WRITTEN TASK: Leave out the pictures and transcribe everything else exactly.

DATA EXCERPTS:

+ + + + + + +

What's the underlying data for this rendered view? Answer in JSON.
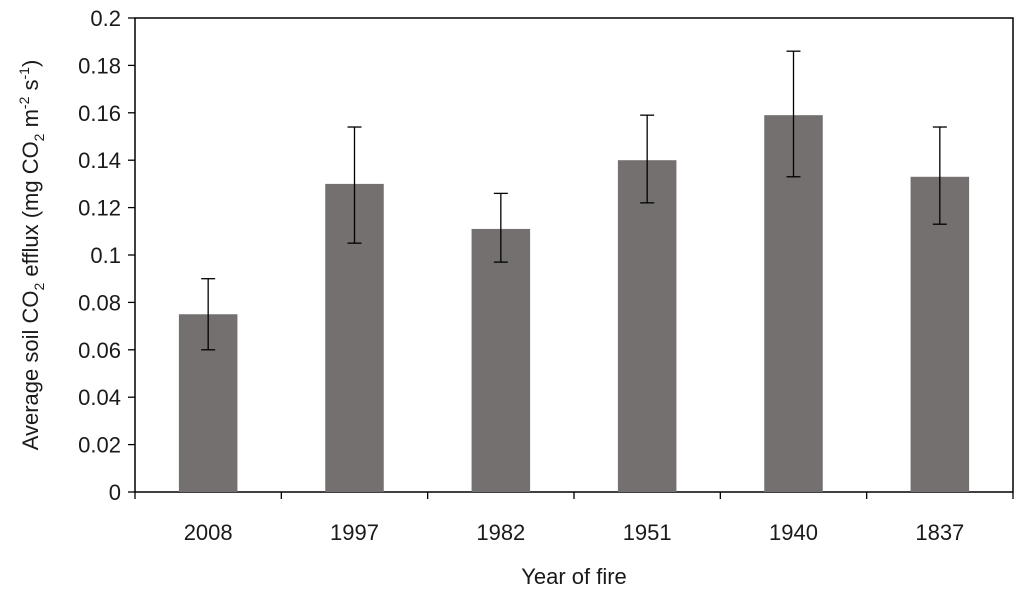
{
  "chart_data": {
    "type": "bar",
    "categories": [
      "2008",
      "1997",
      "1982",
      "1951",
      "1940",
      "1837"
    ],
    "values": [
      0.075,
      0.13,
      0.111,
      0.14,
      0.159,
      0.133
    ],
    "error_bars": {
      "lower": [
        0.06,
        0.105,
        0.097,
        0.122,
        0.133,
        0.113
      ],
      "upper": [
        0.09,
        0.154,
        0.126,
        0.159,
        0.186,
        0.154
      ]
    },
    "title": "",
    "xlabel": "Year of fire",
    "ylabel": {
      "part1": "Average soil CO",
      "sub1": "2",
      "part2": " efflux (mg CO",
      "sub2": "2",
      "part3": " m",
      "sup1": "-2",
      "part4": " s",
      "sup2": "-1",
      "part5": ")"
    },
    "ylim": [
      0,
      0.2
    ],
    "yticks": [
      "0",
      "0.02",
      "0.04",
      "0.06",
      "0.08",
      "0.1",
      "0.12",
      "0.14",
      "0.16",
      "0.18",
      "0.2"
    ],
    "grid": false,
    "bar_color": "#747070",
    "axis_color": "#000000"
  }
}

+ + + + + + +

ANSWER TO THIS PROBLEM:
What's the underlying data for this rendered view? Answer in JSON.
{
  "chart_data": {
    "type": "bar",
    "categories": [
      "2008",
      "1997",
      "1982",
      "1951",
      "1940",
      "1837"
    ],
    "values": [
      0.075,
      0.13,
      0.111,
      0.14,
      0.159,
      0.133
    ],
    "error_bars": {
      "lower": [
        0.06,
        0.105,
        0.097,
        0.122,
        0.133,
        0.113
      ],
      "upper": [
        0.09,
        0.154,
        0.126,
        0.159,
        0.186,
        0.154
      ]
    },
    "title": "",
    "xlabel": "Year of fire",
    "ylabel": {
      "part1": "Average soil CO",
      "sub1": "2",
      "part2": " efflux (mg CO",
      "sub2": "2",
      "part3": " m",
      "sup1": "-2",
      "part4": " s",
      "sup2": "-1",
      "part5": ")"
    },
    "ylim": [
      0,
      0.2
    ],
    "yticks": [
      "0",
      "0.02",
      "0.04",
      "0.06",
      "0.08",
      "0.1",
      "0.12",
      "0.14",
      "0.16",
      "0.18",
      "0.2"
    ],
    "grid": false,
    "bar_color": "#747070",
    "axis_color": "#000000"
  }
}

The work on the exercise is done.